# [Exercise task]
Output the material beneath exactly, leaving nothing out.

(Saved data entries)

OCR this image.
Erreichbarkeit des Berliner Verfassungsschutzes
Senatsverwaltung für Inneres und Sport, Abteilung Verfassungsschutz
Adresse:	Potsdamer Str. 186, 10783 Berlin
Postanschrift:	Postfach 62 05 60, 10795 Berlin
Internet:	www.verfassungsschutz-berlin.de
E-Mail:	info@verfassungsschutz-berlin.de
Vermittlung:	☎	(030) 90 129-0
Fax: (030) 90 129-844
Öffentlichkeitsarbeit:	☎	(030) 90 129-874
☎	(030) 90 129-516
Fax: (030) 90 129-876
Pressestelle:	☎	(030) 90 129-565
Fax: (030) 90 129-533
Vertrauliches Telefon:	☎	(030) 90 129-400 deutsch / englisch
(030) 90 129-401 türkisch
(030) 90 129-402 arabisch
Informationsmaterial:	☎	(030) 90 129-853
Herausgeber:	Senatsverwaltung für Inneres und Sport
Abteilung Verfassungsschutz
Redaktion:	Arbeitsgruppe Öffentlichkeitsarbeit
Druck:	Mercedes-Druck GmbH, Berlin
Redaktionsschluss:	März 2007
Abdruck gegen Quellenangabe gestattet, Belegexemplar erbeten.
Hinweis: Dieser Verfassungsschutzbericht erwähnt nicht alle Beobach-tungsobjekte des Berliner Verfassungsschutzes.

# [Correct response]
OCR this image.
Erreichbarkeit des Berliner Verfassungsschutzes
Senatsverwaltung für Inneres und Sport, Abteilung Verfassungsschutz
Adresse:	Potsdamer Str. 186, 10783 Berlin
Postanschrift:	Postfach 62 05 60, 10795 Berlin
Internet:	www.verfassungsschutz-berlin.de
E-Mail:	info@verfassungsschutz-berlin.de
Vermittlung:	☎	(030) 90 129-0
Fax: (030) 90 129-844
Öffentlichkeitsarbeit:	☎	(030) 90 129-874
☎	(030) 90 129-516
Fax: (030) 90 129-876
Pressestelle:	☎	(030) 90 129-565
Fax: (030) 90 129-533
Vertrauliches Telefon:	☎	(030) 90 129-400 deutsch / englisch
(030) 90 129-401 türkisch
(030) 90 129-402 arabisch
Informationsmaterial:	☎	(030) 90 129-853
Herausgeber:	Senatsverwaltung für Inneres und Sport
Abteilung Verfassungsschutz
Redaktion:	Arbeitsgruppe Öffentlichkeitsarbeit
Druck:	Mercedes-Druck GmbH, Berlin
Redaktionsschluss:	März 2007
Abdruck gegen Quellenangabe gestattet, Belegexemplar erbeten.
Hinweis: Dieser Verfassungsschutzbericht erwähnt nicht alle Beobach-tungsobjekte des Berliner Verfassungsschutzes.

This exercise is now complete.